Recorded data:
++++++++++++++++++++
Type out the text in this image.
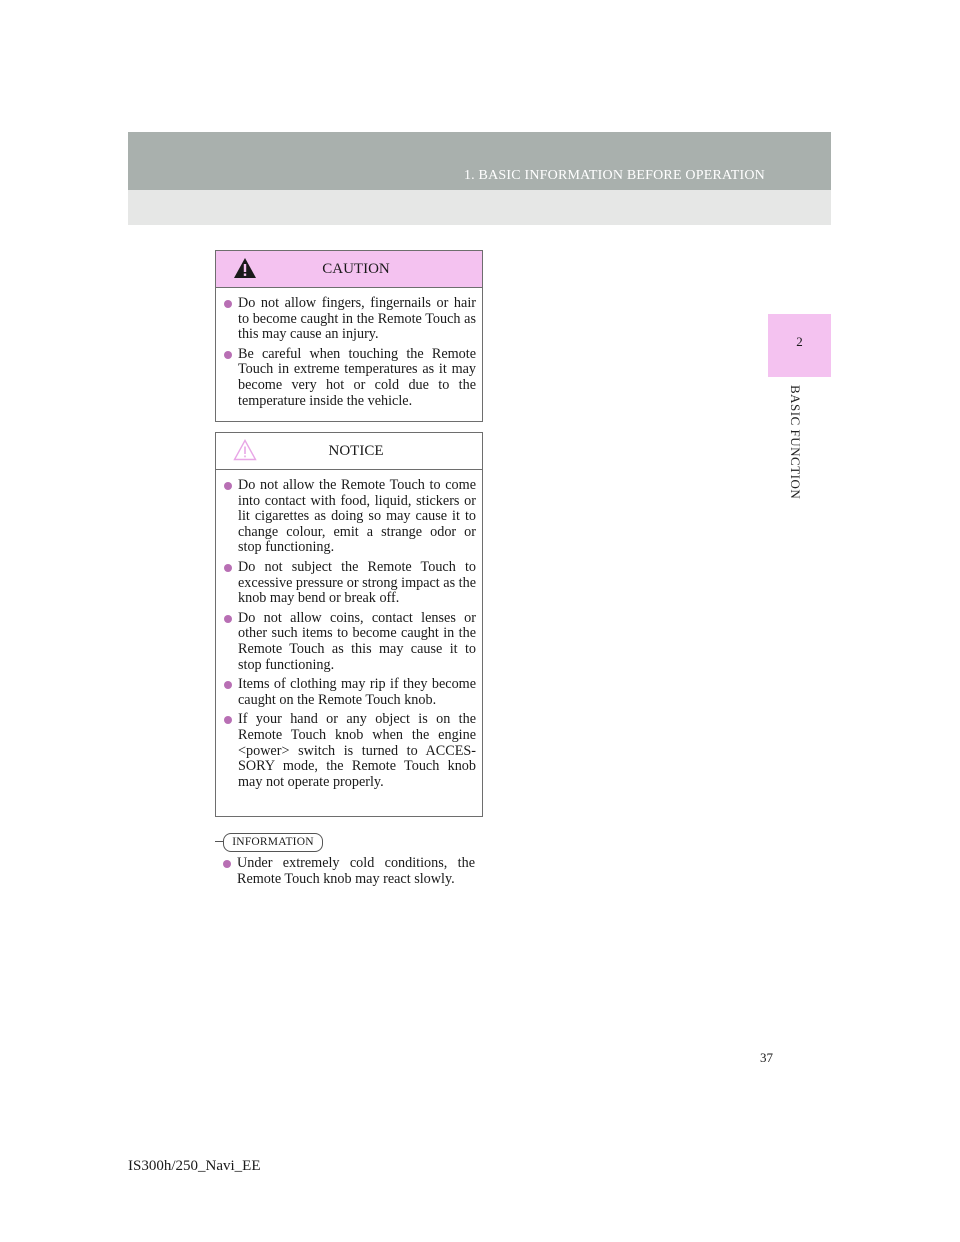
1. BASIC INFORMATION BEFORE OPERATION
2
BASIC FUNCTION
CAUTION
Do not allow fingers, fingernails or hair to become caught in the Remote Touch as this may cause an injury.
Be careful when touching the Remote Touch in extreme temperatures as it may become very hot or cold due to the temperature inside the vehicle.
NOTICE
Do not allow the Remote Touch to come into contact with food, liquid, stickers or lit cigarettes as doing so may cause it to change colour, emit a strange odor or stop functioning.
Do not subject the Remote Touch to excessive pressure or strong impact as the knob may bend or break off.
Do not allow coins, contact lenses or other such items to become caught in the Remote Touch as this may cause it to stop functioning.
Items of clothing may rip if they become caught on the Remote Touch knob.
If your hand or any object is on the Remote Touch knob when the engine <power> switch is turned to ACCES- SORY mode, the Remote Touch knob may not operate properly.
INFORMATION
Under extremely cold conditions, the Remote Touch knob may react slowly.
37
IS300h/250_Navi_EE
++++++++++++++++++++
> _What you have to do_
Transcribe the full listing character for character. Pictures are excluded.

> _Response_
Type out the text in this image.
1. BASIC INFORMATION BEFORE OPERATION
2
BASIC FUNCTION
CAUTION
Do not allow fingers, fingernails or hair to become caught in the Remote Touch as this may cause an injury.
Be careful when touching the Remote Touch in extreme temperatures as it may become very hot or cold due to the temperature inside the vehicle.
NOTICE
Do not allow the Remote Touch to come into contact with food, liquid, stickers or lit cigarettes as doing so may cause it to change colour, emit a strange odor or stop functioning.
Do not subject the Remote Touch to excessive pressure or strong impact as the knob may bend or break off.
Do not allow coins, contact lenses or other such items to become caught in the Remote Touch as this may cause it to stop functioning.
Items of clothing may rip if they become caught on the Remote Touch knob.
If your hand or any object is on the Remote Touch knob when the engine <power> switch is turned to ACCES- SORY mode, the Remote Touch knob may not operate properly.
INFORMATION
Under extremely cold conditions, the Remote Touch knob may react slowly.
37
IS300h/250_Navi_EE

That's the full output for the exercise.